++++ Supplied material ++++
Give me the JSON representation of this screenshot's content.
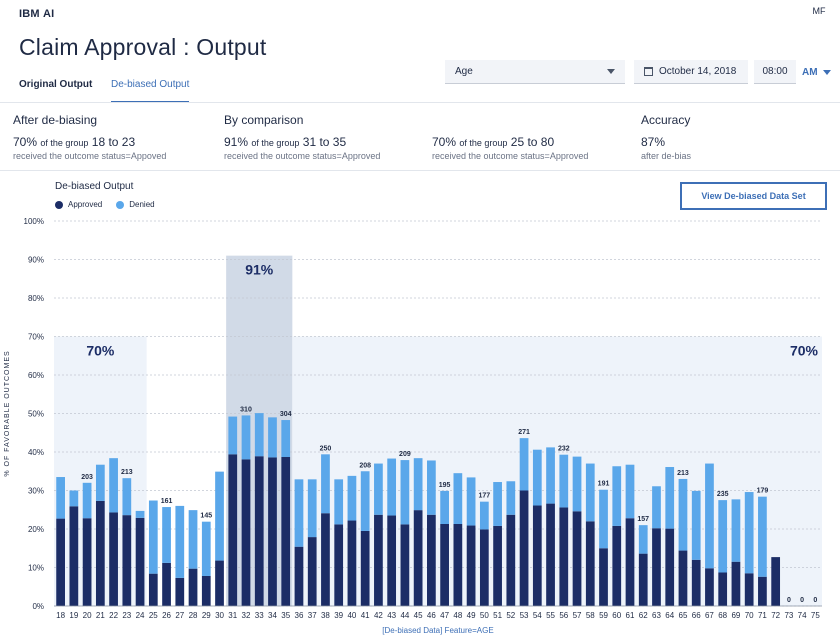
{
  "header": {
    "brand_prefix": "IBM",
    "brand_suffix": "AI",
    "user_initials": "MF"
  },
  "page": {
    "title": "Claim Approval : Output"
  },
  "tabs": [
    {
      "label": "Original Output"
    },
    {
      "label": "De-biased Output"
    }
  ],
  "filters": {
    "feature_select": "Age",
    "date": "October 14, 2018",
    "time": "08:00",
    "ampm": "AM"
  },
  "stats": [
    {
      "heading": "After de-biasing",
      "pct": "70%",
      "mid": "of the group",
      "range": "18 to 23",
      "sub": "received the outcome status=Appoved"
    },
    {
      "heading": "By comparison",
      "pct": "91%",
      "mid": "of the group",
      "range": "31 to 35",
      "sub": "received the outcome status=Approved"
    },
    {
      "heading": "",
      "pct": "70%",
      "mid": "of the group",
      "range": "25 to 80",
      "sub": "received the outcome status=Approved"
    },
    {
      "heading": "Accuracy",
      "pct": "87%",
      "mid": "",
      "range": "",
      "sub": "after de-bias"
    }
  ],
  "chart_header": {
    "title": "De-biased Output",
    "view_button": "View De-biased Data Set"
  },
  "colors": {
    "approved": "#1c2d66",
    "denied": "#5aa7ea",
    "band": "#eef3fa",
    "band_dark": "#c9d4e3",
    "accent": "#3d6fb6"
  },
  "chart_data": {
    "type": "bar",
    "stacked": true,
    "xlabel": "[De-biased Data] Feature=AGE",
    "ylabel": "% OF FAVORABLE OUTCOMES",
    "ylim": [
      0,
      100
    ],
    "yticks": [
      "0%",
      "10%",
      "20%",
      "30%",
      "40%",
      "50%",
      "60%",
      "70%",
      "80%",
      "90%",
      "100%"
    ],
    "legend": [
      "Approved",
      "Denied"
    ],
    "categories": [
      "18",
      "19",
      "20",
      "21",
      "22",
      "23",
      "24",
      "25",
      "26",
      "27",
      "28",
      "29",
      "30",
      "31",
      "32",
      "33",
      "34",
      "35",
      "36",
      "37",
      "38",
      "39",
      "40",
      "41",
      "42",
      "43",
      "44",
      "45",
      "46",
      "47",
      "48",
      "49",
      "50",
      "51",
      "52",
      "53",
      "54",
      "55",
      "56",
      "57",
      "58",
      "59",
      "60",
      "61",
      "62",
      "63",
      "64",
      "65",
      "66",
      "67",
      "68",
      "69",
      "70",
      "71",
      "72",
      "73",
      "74",
      "75"
    ],
    "series": [
      {
        "name": "Approved",
        "values": [
          22.7,
          25.9,
          22.8,
          27.3,
          24.3,
          23.6,
          22.9,
          8.4,
          11.2,
          7.3,
          9.7,
          7.8,
          11.8,
          39.4,
          38.1,
          38.9,
          38.6,
          38.7,
          15.4,
          17.9,
          24.1,
          21.2,
          22.2,
          19.5,
          23.7,
          23.5,
          21.2,
          24.9,
          23.7,
          21.3,
          21.3,
          20.9,
          19.9,
          20.8,
          23.7,
          30.0,
          26.1,
          26.6,
          25.6,
          24.6,
          22.0,
          15.0,
          20.8,
          22.8,
          13.6,
          20.2,
          20.1,
          14.4,
          12.0,
          9.8,
          8.7,
          11.5,
          8.5,
          7.6,
          12.7,
          0,
          0,
          0
        ]
      },
      {
        "name": "Denied",
        "values": [
          10.8,
          4.1,
          9.2,
          9.4,
          14.1,
          9.6,
          1.8,
          19.0,
          14.5,
          18.7,
          15.2,
          14.1,
          23.1,
          9.8,
          11.4,
          11.2,
          10.4,
          9.6,
          17.5,
          15.0,
          15.3,
          11.7,
          11.6,
          15.5,
          13.3,
          14.8,
          16.7,
          13.5,
          14.1,
          8.6,
          13.2,
          12.5,
          7.2,
          11.4,
          8.7,
          13.6,
          14.5,
          14.6,
          13.7,
          14.2,
          15.0,
          15.2,
          15.5,
          13.9,
          7.4,
          10.9,
          16.0,
          18.6,
          17.9,
          27.2,
          18.8,
          16.2,
          21.1,
          20.8,
          0,
          0,
          0,
          0
        ]
      }
    ],
    "totals": [
      {
        "category": "20",
        "label": "203"
      },
      {
        "category": "23",
        "label": "213"
      },
      {
        "category": "26",
        "label": "161"
      },
      {
        "category": "29",
        "label": "145"
      },
      {
        "category": "32",
        "label": "310"
      },
      {
        "category": "35",
        "label": "304"
      },
      {
        "category": "38",
        "label": "250"
      },
      {
        "category": "41",
        "label": "208"
      },
      {
        "category": "44",
        "label": "209"
      },
      {
        "category": "47",
        "label": "195"
      },
      {
        "category": "50",
        "label": "177"
      },
      {
        "category": "53",
        "label": "271"
      },
      {
        "category": "56",
        "label": "232"
      },
      {
        "category": "59",
        "label": "191"
      },
      {
        "category": "62",
        "label": "157"
      },
      {
        "category": "65",
        "label": "213"
      },
      {
        "category": "68",
        "label": "235"
      },
      {
        "category": "71",
        "label": "179"
      },
      {
        "category": "73",
        "label": "0"
      },
      {
        "category": "74",
        "label": "0"
      },
      {
        "category": "75",
        "label": "0"
      }
    ],
    "bands": [
      {
        "from": "18",
        "to": "24",
        "value": 70,
        "label": "70%"
      },
      {
        "from": "31",
        "to": "35",
        "value": 91,
        "label": "91%"
      },
      {
        "from": "36",
        "to": "75",
        "value": 70,
        "label": "70%"
      }
    ]
  }
}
++++
- Stated goal
Check all the records above and select each line where the string "biased" is found.

- Solution to this exercise
      "label": "De-biased Output"
    "title": "De-biased Output",
    "view_button": "View De-biased Data Set"
    "xlabel": "[De-biased Data] Feature=AGE",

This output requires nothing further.